** TASK TO CARRY OUT **
List each line holding the string "الأسود".

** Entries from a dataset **
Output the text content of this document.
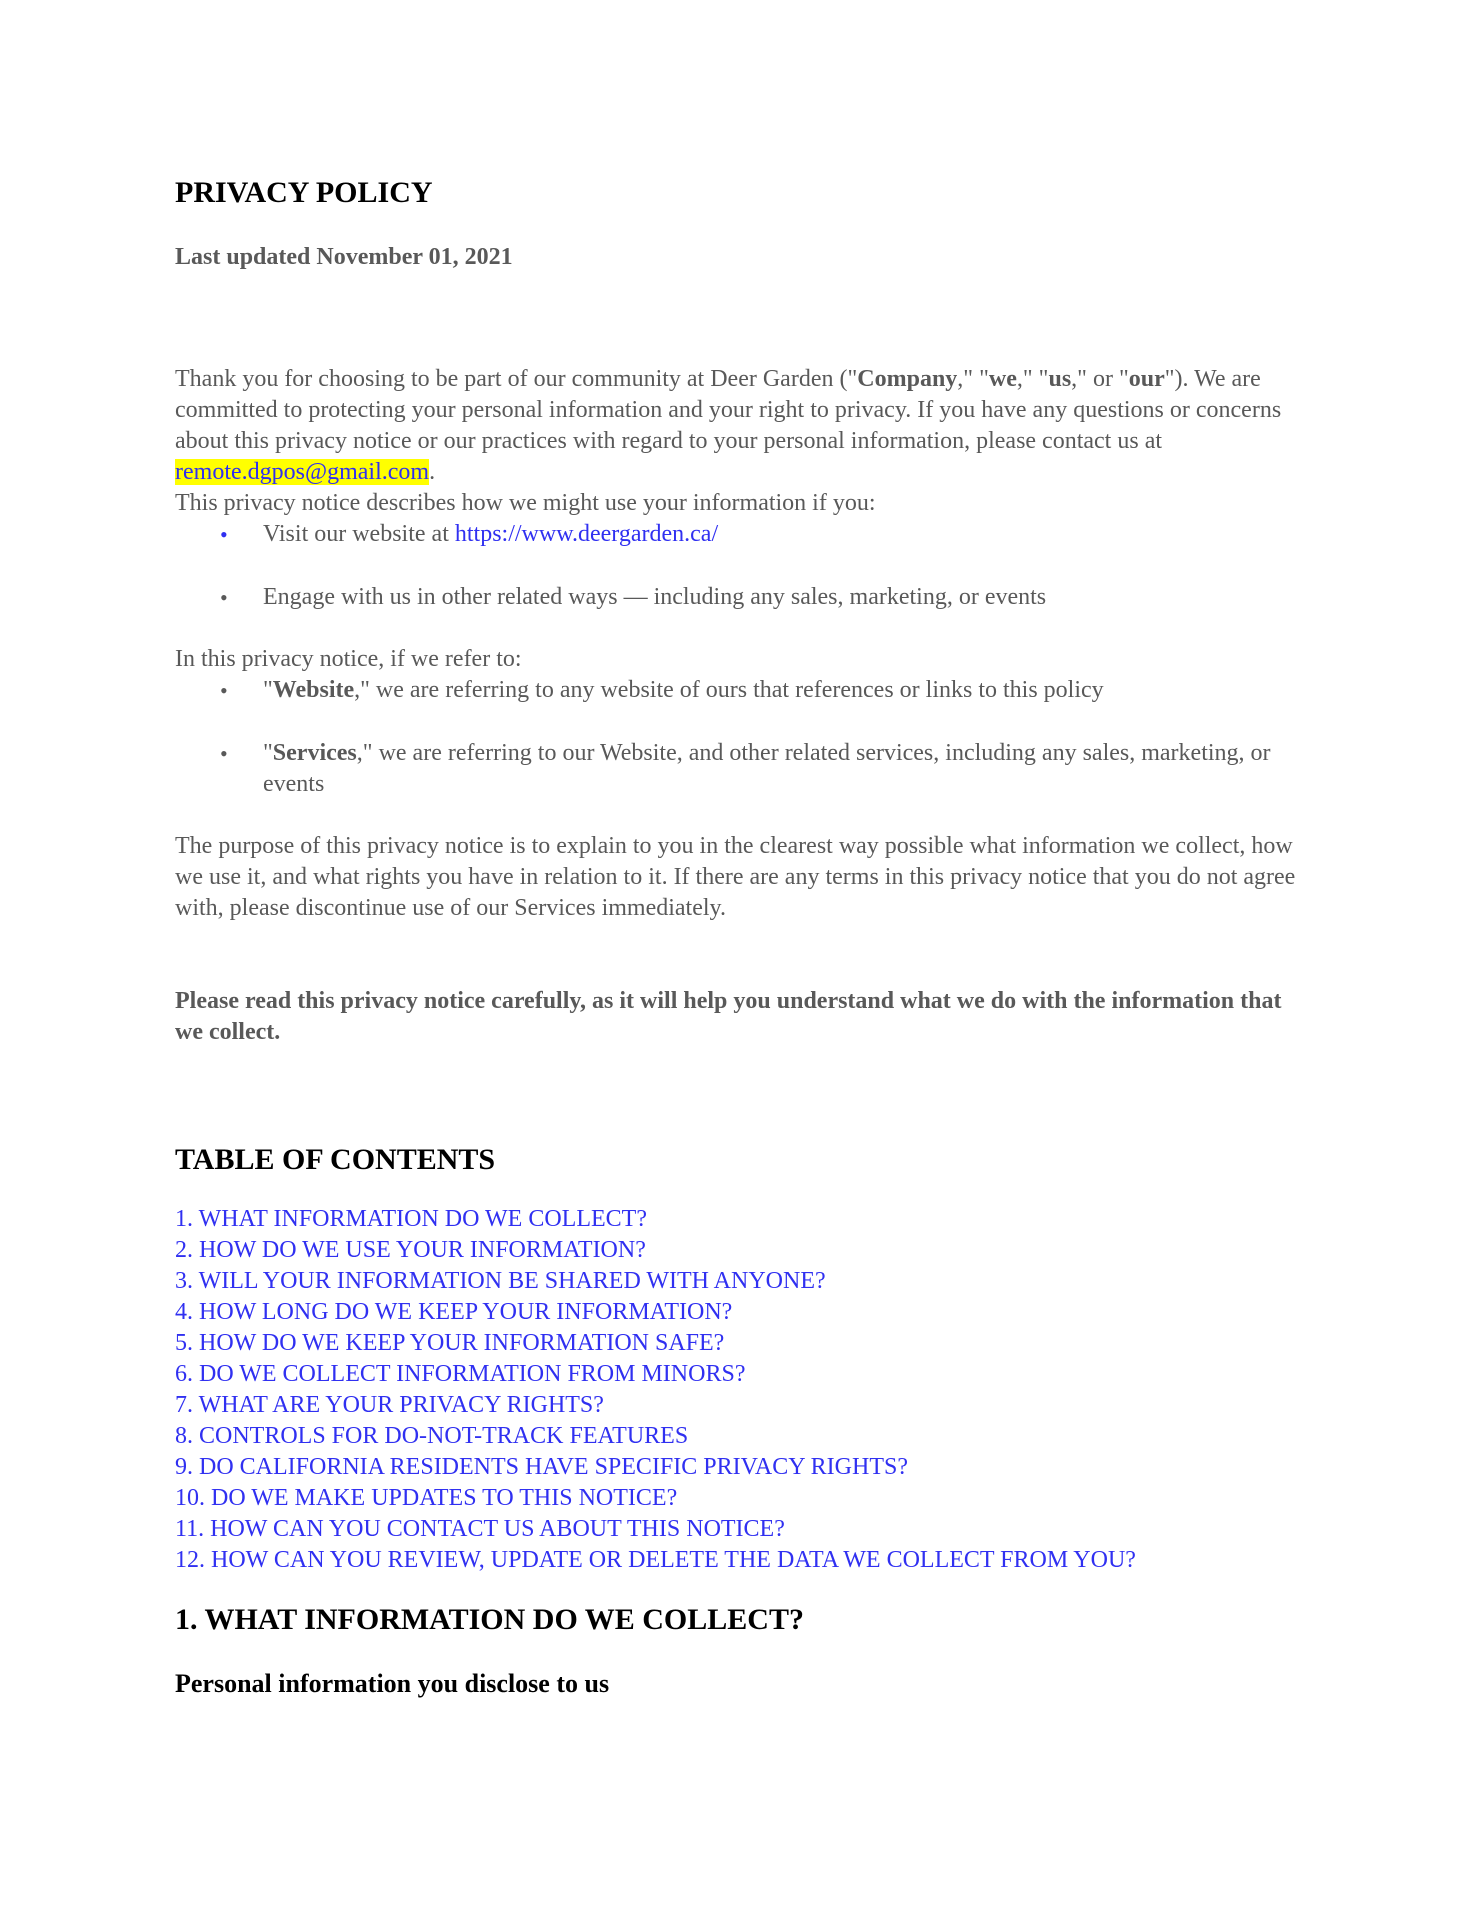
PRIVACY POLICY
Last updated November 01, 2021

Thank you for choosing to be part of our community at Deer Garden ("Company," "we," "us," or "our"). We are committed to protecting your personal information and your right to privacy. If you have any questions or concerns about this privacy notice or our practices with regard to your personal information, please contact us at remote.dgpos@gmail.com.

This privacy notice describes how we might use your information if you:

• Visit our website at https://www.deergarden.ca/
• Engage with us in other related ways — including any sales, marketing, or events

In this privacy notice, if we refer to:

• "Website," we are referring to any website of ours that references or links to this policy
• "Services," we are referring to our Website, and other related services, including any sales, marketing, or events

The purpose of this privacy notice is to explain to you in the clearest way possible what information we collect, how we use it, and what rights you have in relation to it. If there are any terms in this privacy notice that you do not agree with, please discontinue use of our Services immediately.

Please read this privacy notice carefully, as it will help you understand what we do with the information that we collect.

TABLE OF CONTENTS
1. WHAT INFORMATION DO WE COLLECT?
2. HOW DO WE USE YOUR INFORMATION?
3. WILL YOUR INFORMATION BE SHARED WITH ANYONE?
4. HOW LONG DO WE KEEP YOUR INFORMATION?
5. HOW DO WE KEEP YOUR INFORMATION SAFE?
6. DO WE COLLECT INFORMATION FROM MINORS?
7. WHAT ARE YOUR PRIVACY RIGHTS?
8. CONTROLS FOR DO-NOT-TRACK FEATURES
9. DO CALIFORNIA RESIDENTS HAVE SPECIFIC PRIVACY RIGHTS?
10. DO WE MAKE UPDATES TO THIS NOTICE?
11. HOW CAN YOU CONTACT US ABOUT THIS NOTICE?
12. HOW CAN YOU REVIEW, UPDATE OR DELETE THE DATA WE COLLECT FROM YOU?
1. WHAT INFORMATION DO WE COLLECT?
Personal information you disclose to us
---
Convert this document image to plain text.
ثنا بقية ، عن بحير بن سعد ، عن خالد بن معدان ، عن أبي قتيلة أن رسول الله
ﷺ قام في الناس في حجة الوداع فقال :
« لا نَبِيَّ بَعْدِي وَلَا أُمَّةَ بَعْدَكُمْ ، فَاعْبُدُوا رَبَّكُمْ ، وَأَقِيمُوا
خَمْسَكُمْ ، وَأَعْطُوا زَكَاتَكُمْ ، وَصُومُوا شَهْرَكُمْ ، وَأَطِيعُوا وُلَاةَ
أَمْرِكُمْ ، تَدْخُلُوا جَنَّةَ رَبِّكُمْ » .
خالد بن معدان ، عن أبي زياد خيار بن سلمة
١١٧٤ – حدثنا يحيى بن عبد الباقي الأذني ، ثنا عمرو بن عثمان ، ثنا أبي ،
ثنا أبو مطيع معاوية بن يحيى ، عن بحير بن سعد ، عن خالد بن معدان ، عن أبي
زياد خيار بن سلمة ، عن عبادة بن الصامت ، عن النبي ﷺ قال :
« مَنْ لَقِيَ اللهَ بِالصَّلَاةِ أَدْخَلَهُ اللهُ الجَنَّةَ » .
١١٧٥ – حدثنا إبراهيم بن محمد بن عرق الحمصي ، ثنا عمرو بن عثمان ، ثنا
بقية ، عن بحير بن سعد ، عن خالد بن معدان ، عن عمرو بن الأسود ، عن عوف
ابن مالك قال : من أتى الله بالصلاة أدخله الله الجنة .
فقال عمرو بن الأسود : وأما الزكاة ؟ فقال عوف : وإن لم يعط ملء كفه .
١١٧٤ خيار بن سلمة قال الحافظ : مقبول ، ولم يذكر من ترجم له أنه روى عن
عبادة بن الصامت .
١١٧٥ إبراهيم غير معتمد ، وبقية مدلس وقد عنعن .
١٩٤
* * *
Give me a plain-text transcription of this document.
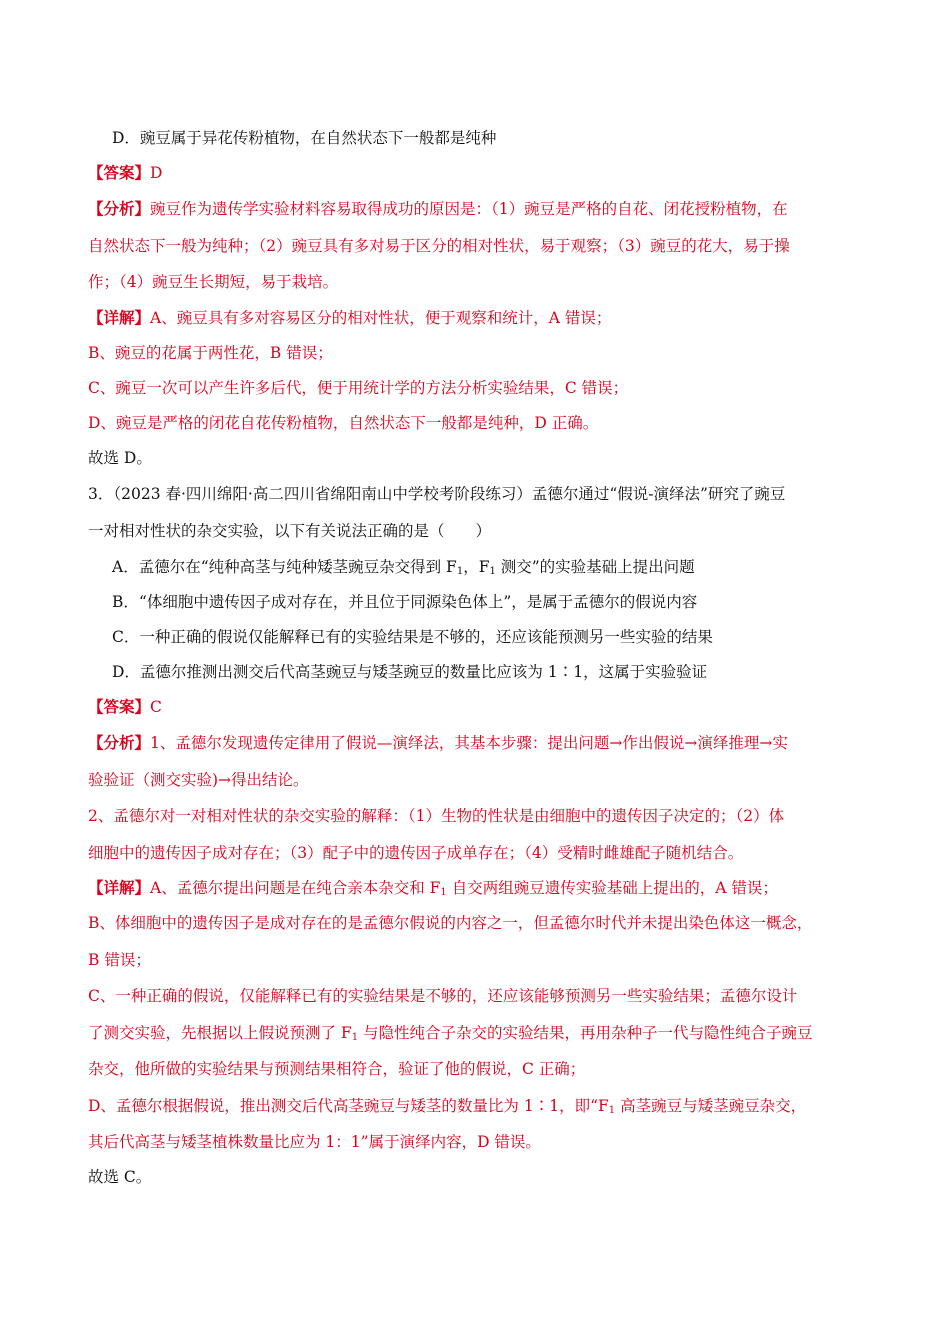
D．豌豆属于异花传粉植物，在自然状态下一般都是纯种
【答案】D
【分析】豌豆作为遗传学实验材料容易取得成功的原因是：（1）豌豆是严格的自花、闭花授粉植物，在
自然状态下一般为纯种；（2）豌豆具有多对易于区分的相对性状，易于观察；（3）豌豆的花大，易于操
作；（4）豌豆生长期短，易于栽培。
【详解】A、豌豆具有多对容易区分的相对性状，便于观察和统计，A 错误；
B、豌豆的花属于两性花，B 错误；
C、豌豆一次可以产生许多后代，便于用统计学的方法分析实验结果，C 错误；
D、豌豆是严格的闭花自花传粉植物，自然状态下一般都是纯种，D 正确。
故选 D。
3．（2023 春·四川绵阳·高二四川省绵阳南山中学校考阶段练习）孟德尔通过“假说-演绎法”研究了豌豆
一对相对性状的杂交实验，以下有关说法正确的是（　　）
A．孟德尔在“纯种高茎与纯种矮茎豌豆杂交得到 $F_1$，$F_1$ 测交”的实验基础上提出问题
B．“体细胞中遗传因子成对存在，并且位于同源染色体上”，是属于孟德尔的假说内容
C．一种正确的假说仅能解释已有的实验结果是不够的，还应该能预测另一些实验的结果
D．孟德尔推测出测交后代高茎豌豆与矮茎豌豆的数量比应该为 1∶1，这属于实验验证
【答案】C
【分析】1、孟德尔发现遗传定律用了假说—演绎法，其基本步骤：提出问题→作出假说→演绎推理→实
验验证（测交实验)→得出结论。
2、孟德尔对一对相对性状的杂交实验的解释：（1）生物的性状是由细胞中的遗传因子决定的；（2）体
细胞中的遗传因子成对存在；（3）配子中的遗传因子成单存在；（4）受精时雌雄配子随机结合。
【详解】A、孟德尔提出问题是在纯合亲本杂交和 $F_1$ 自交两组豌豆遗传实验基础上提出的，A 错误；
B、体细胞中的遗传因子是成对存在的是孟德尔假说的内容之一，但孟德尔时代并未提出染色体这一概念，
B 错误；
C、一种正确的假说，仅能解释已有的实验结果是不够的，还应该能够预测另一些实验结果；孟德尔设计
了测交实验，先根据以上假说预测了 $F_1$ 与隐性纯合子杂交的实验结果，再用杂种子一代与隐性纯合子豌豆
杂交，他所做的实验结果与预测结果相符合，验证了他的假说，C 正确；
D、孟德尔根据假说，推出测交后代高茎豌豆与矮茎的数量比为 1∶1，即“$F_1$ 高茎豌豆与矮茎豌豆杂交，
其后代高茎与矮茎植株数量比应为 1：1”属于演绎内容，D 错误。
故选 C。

** RESPONSE BELOW **
بقية ، عن بحير بن سعد ، عن خالد بن معدان ، عن عمرو بن الأسود ، عن عوف
فقال عمرو بن الأسود : وأما الزكاة ؟ فقال عوف : وإن لم يعط ملء كفه .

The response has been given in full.